_The problem_
Copy every line of the listing exactly.

Dataset rows about figures:

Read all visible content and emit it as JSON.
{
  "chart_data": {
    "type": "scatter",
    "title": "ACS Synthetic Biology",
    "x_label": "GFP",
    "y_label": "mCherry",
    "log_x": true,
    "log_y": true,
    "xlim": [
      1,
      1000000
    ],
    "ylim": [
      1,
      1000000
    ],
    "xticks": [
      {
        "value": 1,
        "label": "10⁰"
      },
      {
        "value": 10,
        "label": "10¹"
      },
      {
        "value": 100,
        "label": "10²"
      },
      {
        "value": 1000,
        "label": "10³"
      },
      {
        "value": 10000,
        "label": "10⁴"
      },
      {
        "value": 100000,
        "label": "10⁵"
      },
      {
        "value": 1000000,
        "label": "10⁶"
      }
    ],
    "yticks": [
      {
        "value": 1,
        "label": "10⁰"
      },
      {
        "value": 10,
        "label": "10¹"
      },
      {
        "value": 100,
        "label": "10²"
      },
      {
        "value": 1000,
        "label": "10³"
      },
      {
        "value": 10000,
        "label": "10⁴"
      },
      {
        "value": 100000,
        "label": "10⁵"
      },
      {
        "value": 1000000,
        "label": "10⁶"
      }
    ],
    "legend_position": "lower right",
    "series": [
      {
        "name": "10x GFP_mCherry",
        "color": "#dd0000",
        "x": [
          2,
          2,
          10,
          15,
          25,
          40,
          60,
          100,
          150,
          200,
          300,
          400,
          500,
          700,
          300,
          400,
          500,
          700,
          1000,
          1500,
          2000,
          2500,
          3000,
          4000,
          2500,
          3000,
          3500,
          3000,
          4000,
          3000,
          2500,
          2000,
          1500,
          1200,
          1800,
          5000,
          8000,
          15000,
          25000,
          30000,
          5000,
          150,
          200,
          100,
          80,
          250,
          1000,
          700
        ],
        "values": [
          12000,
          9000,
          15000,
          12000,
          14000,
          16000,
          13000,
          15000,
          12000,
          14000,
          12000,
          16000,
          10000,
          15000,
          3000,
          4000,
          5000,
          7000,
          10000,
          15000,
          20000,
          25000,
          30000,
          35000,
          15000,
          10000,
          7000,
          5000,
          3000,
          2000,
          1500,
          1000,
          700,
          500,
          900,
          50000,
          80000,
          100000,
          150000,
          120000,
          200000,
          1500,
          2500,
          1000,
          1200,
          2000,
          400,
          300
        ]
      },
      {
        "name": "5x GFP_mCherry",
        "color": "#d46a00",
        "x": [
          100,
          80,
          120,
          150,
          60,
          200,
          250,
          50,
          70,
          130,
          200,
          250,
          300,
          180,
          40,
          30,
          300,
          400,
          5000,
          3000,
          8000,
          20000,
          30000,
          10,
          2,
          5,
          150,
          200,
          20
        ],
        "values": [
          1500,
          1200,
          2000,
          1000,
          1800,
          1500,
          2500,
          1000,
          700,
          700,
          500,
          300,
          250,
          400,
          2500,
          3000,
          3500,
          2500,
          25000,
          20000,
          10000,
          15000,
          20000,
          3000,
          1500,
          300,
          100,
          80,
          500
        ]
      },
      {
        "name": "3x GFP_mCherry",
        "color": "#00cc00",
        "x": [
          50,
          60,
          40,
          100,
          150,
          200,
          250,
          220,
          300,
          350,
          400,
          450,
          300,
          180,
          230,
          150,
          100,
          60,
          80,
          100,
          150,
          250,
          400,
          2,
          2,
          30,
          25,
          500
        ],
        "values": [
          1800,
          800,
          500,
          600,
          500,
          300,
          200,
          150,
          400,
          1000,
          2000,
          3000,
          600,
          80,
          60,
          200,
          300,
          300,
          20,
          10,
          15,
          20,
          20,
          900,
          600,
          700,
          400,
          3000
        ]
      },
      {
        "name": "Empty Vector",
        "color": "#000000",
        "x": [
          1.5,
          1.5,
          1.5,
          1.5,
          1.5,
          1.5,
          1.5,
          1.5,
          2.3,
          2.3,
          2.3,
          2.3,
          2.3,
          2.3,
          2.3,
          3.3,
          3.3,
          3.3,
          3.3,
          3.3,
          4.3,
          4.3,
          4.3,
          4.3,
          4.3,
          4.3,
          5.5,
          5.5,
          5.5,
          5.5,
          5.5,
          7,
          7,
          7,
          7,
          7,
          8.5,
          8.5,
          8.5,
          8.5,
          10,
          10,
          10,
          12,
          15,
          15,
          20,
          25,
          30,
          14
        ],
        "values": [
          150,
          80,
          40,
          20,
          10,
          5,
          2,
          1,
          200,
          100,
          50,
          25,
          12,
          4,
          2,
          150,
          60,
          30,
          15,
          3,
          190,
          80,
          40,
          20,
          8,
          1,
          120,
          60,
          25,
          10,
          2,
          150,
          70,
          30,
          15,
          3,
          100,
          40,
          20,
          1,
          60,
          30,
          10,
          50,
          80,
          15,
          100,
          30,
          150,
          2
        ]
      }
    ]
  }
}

_Answer for the task_
Read all visible content and emit it as JSON.
{
  "chart_data": {
    "type": "scatter",
    "title": "ACS Synthetic Biology",
    "x_label": "GFP",
    "y_label": "mCherry",
    "log_x": true,
    "log_y": true,
    "xlim": [
      1,
      1000000
    ],
    "ylim": [
      1,
      1000000
    ],
    "xticks": [
      {
        "value": 1,
        "label": "10⁰"
      },
      {
        "value": 10,
        "label": "10¹"
      },
      {
        "value": 100,
        "label": "10²"
      },
      {
        "value": 1000,
        "label": "10³"
      },
      {
        "value": 10000,
        "label": "10⁴"
      },
      {
        "value": 100000,
        "label": "10⁵"
      },
      {
        "value": 1000000,
        "label": "10⁶"
      }
    ],
    "yticks": [
      {
        "value": 1,
        "label": "10⁰"
      },
      {
        "value": 10,
        "label": "10¹"
      },
      {
        "value": 100,
        "label": "10²"
      },
      {
        "value": 1000,
        "label": "10³"
      },
      {
        "value": 10000,
        "label": "10⁴"
      },
      {
        "value": 100000,
        "label": "10⁵"
      },
      {
        "value": 1000000,
        "label": "10⁶"
      }
    ],
    "legend_position": "lower right",
    "series": [
      {
        "name": "10x GFP_mCherry",
        "color": "#dd0000",
        "x": [
          2,
          2,
          10,
          15,
          25,
          40,
          60,
          100,
          150,
          200,
          300,
          400,
          500,
          700,
          300,
          400,
          500,
          700,
          1000,
          1500,
          2000,
          2500,
          3000,
          4000,
          2500,
          3000,
          3500,
          3000,
          4000,
          3000,
          2500,
          2000,
          1500,
          1200,
          1800,
          5000,
          8000,
          15000,
          25000,
          30000,
          5000,
          150,
          200,
          100,
          80,
          250,
          1000,
          700
        ],
        "values": [
          12000,
          9000,
          15000,
          12000,
          14000,
          16000,
          13000,
          15000,
          12000,
          14000,
          12000,
          16000,
          10000,
          15000,
          3000,
          4000,
          5000,
          7000,
          10000,
          15000,
          20000,
          25000,
          30000,
          35000,
          15000,
          10000,
          7000,
          5000,
          3000,
          2000,
          1500,
          1000,
          700,
          500,
          900,
          50000,
          80000,
          100000,
          150000,
          120000,
          200000,
          1500,
          2500,
          1000,
          1200,
          2000,
          400,
          300
        ]
      },
      {
        "name": "5x GFP_mCherry",
        "color": "#d46a00",
        "x": [
          100,
          80,
          120,
          150,
          60,
          200,
          250,
          50,
          70,
          130,
          200,
          250,
          300,
          180,
          40,
          30,
          300,
          400,
          5000,
          3000,
          8000,
          20000,
          30000,
          10,
          2,
          5,
          150,
          200,
          20
        ],
        "values": [
          1500,
          1200,
          2000,
          1000,
          1800,
          1500,
          2500,
          1000,
          700,
          700,
          500,
          300,
          250,
          400,
          2500,
          3000,
          3500,
          2500,
          25000,
          20000,
          10000,
          15000,
          20000,
          3000,
          1500,
          300,
          100,
          80,
          500
        ]
      },
      {
        "name": "3x GFP_mCherry",
        "color": "#00cc00",
        "x": [
          50,
          60,
          40,
          100,
          150,
          200,
          250,
          220,
          300,
          350,
          400,
          450,
          300,
          180,
          230,
          150,
          100,
          60,
          80,
          100,
          150,
          250,
          400,
          2,
          2,
          30,
          25,
          500
        ],
        "values": [
          1800,
          800,
          500,
          600,
          500,
          300,
          200,
          150,
          400,
          1000,
          2000,
          3000,
          600,
          80,
          60,
          200,
          300,
          300,
          20,
          10,
          15,
          20,
          20,
          900,
          600,
          700,
          400,
          3000
        ]
      },
      {
        "name": "Empty Vector",
        "color": "#000000",
        "x": [
          1.5,
          1.5,
          1.5,
          1.5,
          1.5,
          1.5,
          1.5,
          1.5,
          2.3,
          2.3,
          2.3,
          2.3,
          2.3,
          2.3,
          2.3,
          3.3,
          3.3,
          3.3,
          3.3,
          3.3,
          4.3,
          4.3,
          4.3,
          4.3,
          4.3,
          4.3,
          5.5,
          5.5,
          5.5,
          5.5,
          5.5,
          7,
          7,
          7,
          7,
          7,
          8.5,
          8.5,
          8.5,
          8.5,
          10,
          10,
          10,
          12,
          15,
          15,
          20,
          25,
          30,
          14
        ],
        "values": [
          150,
          80,
          40,
          20,
          10,
          5,
          2,
          1,
          200,
          100,
          50,
          25,
          12,
          4,
          2,
          150,
          60,
          30,
          15,
          3,
          190,
          80,
          40,
          20,
          8,
          1,
          120,
          60,
          25,
          10,
          2,
          150,
          70,
          30,
          15,
          3,
          100,
          40,
          20,
          1,
          60,
          30,
          10,
          50,
          80,
          15,
          100,
          30,
          150,
          2
        ]
      }
    ]
  }
}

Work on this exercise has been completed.